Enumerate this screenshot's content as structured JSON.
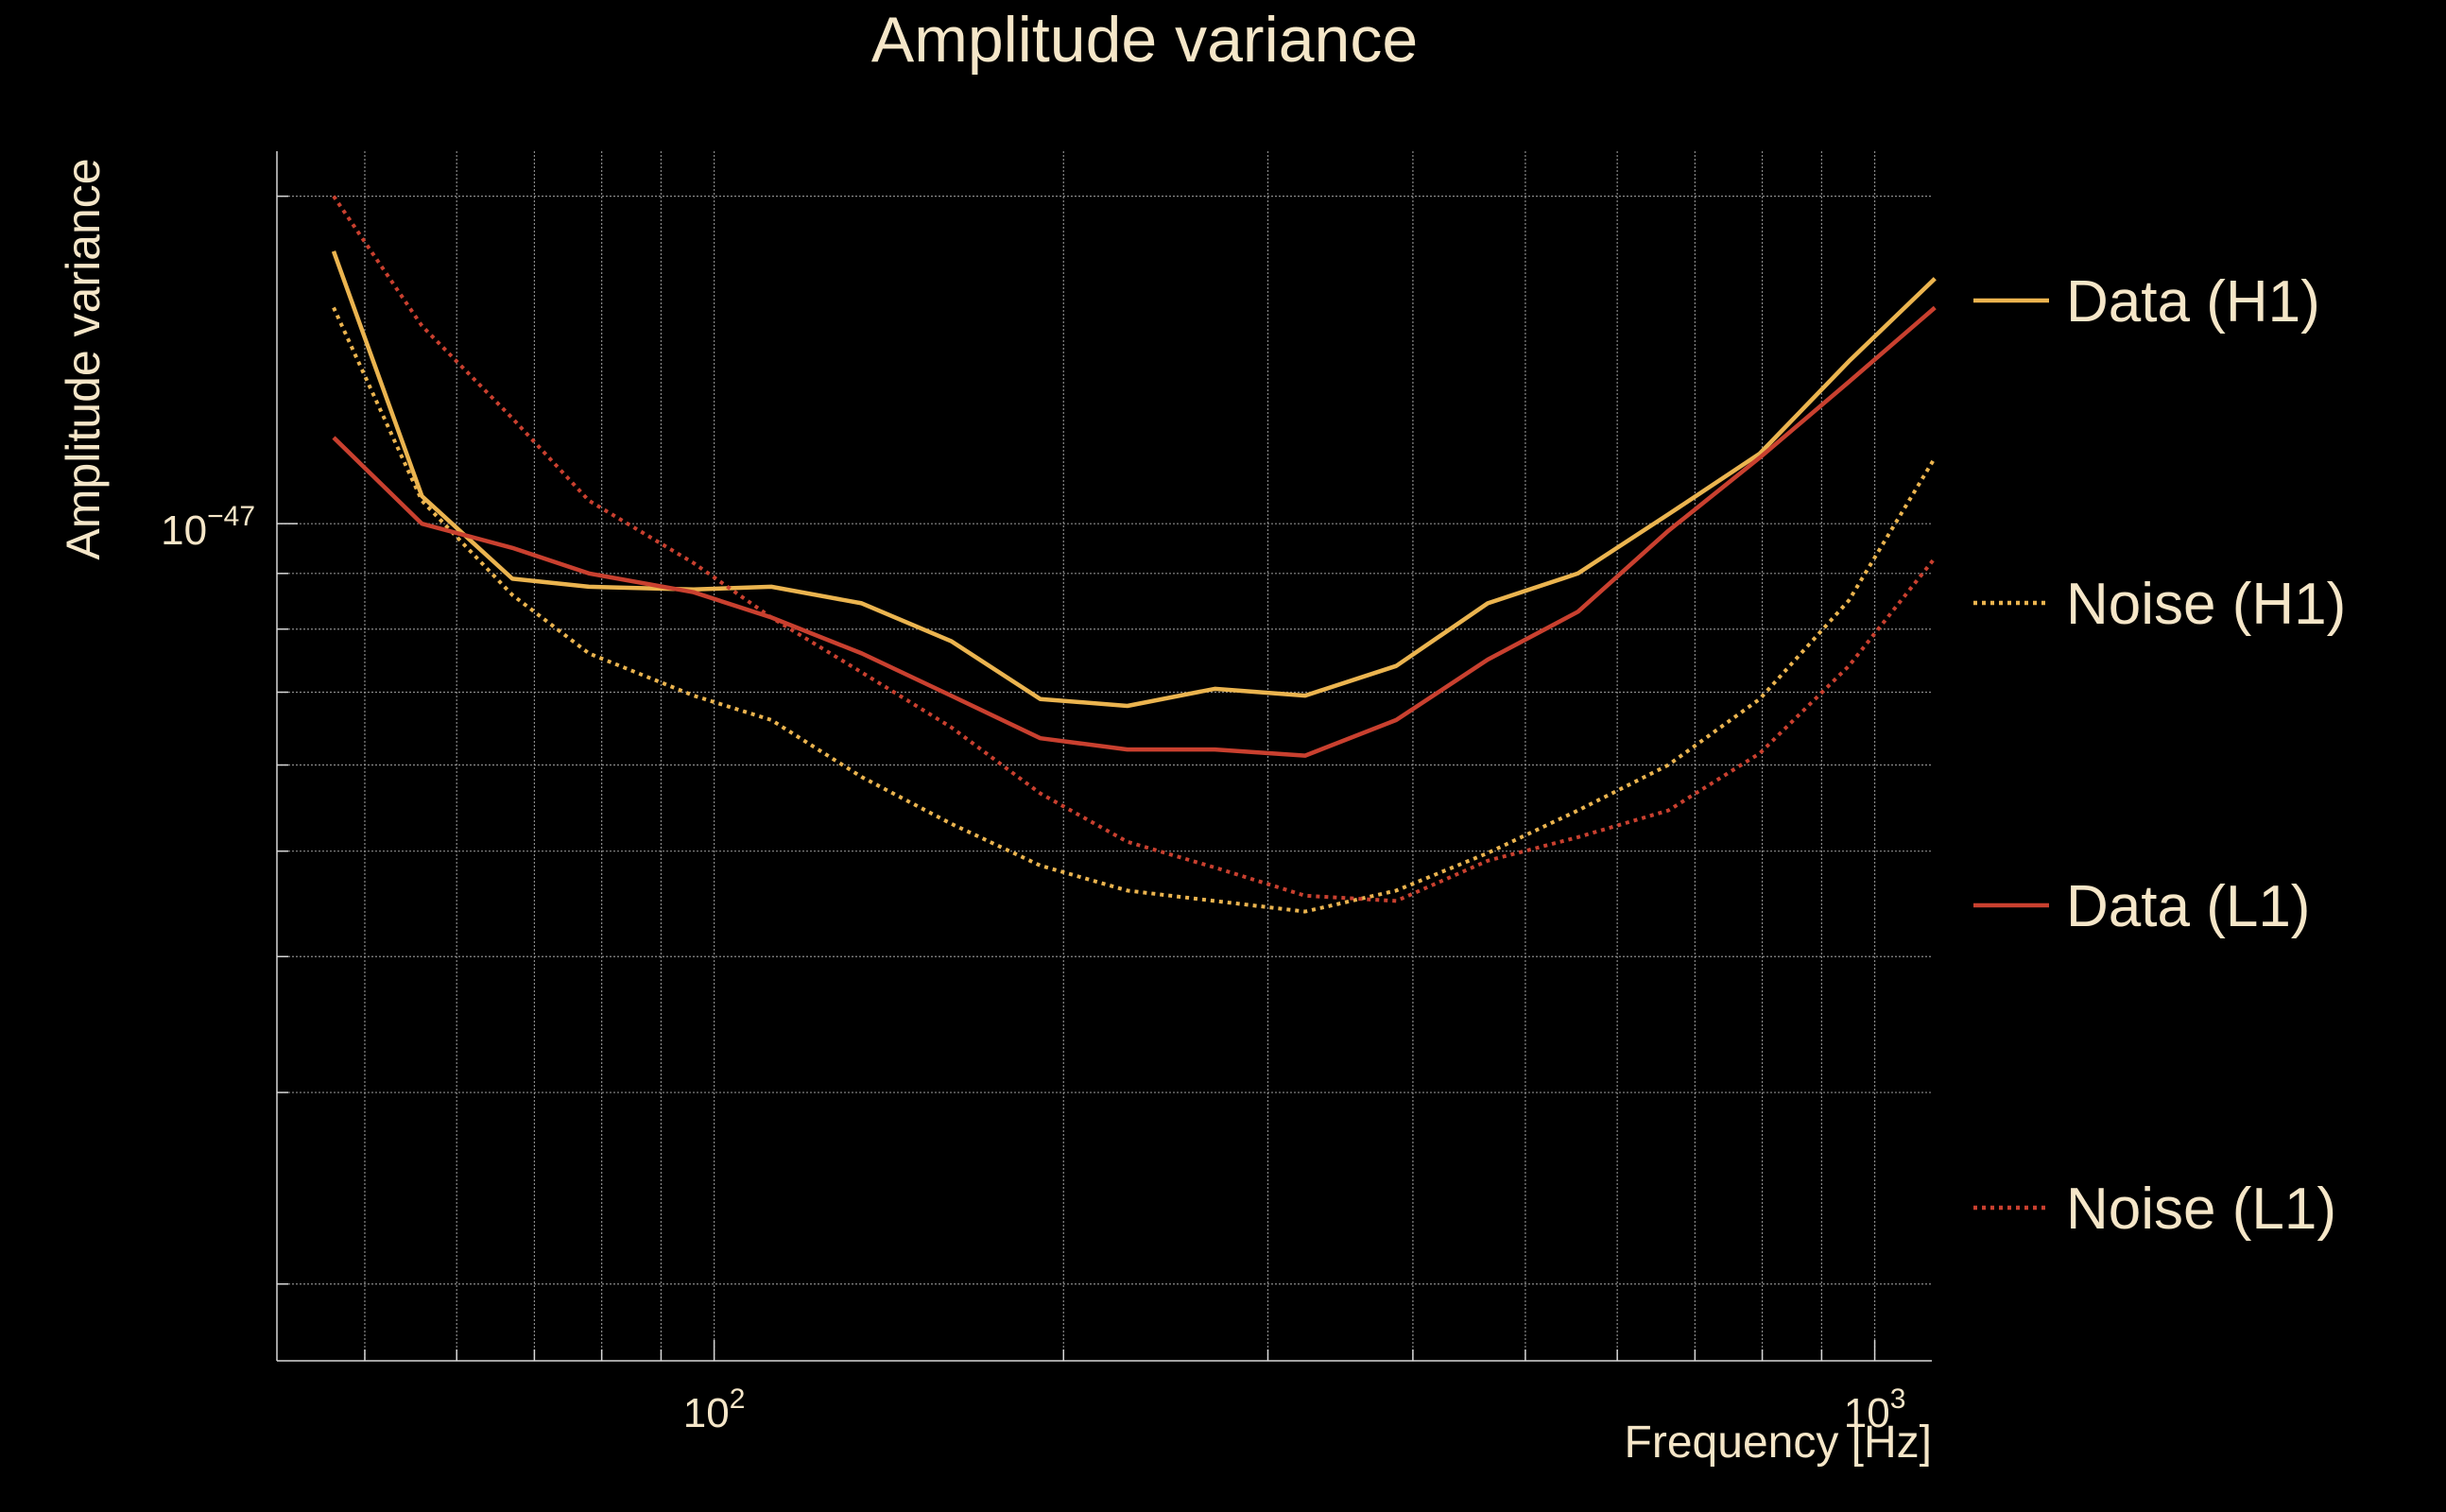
{
  "chart_data": {
    "type": "line",
    "title": "Amplitude variance",
    "xlabel": "Frequency [Hz]",
    "ylabel": "Amplitude variance",
    "xscale": "log",
    "yscale": "log",
    "xlim": [
      42,
      1120
    ],
    "ylim": [
      1.7e-48,
      2.2e-47
    ],
    "grid": true,
    "legend_position": "right",
    "x_ticks": [
      {
        "value": 100,
        "label": "10",
        "exp": "2"
      },
      {
        "value": 1000,
        "label": "10",
        "exp": "3"
      }
    ],
    "y_ticks": [
      {
        "value": 1e-47,
        "label": "10",
        "exp": "−47"
      }
    ],
    "x": [
      47,
      56,
      67,
      78,
      96,
      112,
      134,
      160,
      191,
      227,
      270,
      323,
      387,
      464,
      555,
      664,
      796,
      950,
      1127
    ],
    "series": [
      {
        "name": "Data (H1)",
        "color": "#ebb44f",
        "dash": "solid",
        "values": [
          1.78e-47,
          1.06e-47,
          8.9e-48,
          8.75e-48,
          8.7e-48,
          8.75e-48,
          8.45e-48,
          7.8e-48,
          6.9e-48,
          6.8e-48,
          7.05e-48,
          6.95e-48,
          7.4e-48,
          8.45e-48,
          9e-48,
          1.02e-47,
          1.16e-47,
          1.41e-47,
          1.68e-47
        ]
      },
      {
        "name": "Noise (H1)",
        "color": "#ebb44f",
        "dash": "dotted",
        "values": [
          1.58e-47,
          1.05e-47,
          8.6e-48,
          7.6e-48,
          6.95e-48,
          6.6e-48,
          5.85e-48,
          5.3e-48,
          4.85e-48,
          4.6e-48,
          4.5e-48,
          4.4e-48,
          4.6e-48,
          4.98e-48,
          5.45e-48,
          6e-48,
          6.9e-48,
          8.5e-48,
          1.15e-47
        ]
      },
      {
        "name": "Data (L1)",
        "color": "#c9402f",
        "dash": "solid",
        "values": [
          1.2e-47,
          1e-47,
          9.5e-48,
          9e-48,
          8.65e-48,
          8.2e-48,
          7.6e-48,
          6.95e-48,
          6.35e-48,
          6.2e-48,
          6.2e-48,
          6.12e-48,
          6.6e-48,
          7.5e-48,
          8.3e-48,
          9.85e-48,
          1.15e-47,
          1.35e-47,
          1.58e-47
        ]
      },
      {
        "name": "Noise (L1)",
        "color": "#c9402f",
        "dash": "dotted",
        "values": [
          2e-47,
          1.52e-47,
          1.25e-47,
          1.05e-47,
          9.2e-48,
          8.2e-48,
          7.3e-48,
          6.5e-48,
          5.65e-48,
          5.1e-48,
          4.83e-48,
          4.55e-48,
          4.5e-48,
          4.9e-48,
          5.15e-48,
          5.45e-48,
          6.15e-48,
          7.4e-48,
          9.3e-48
        ]
      }
    ]
  }
}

• • • • •

## Task brief
Using the listing, collect all lines in which the string "variance" is found.

## Written solution
    "title": "Amplitude variance",
    "ylabel": "Amplitude variance",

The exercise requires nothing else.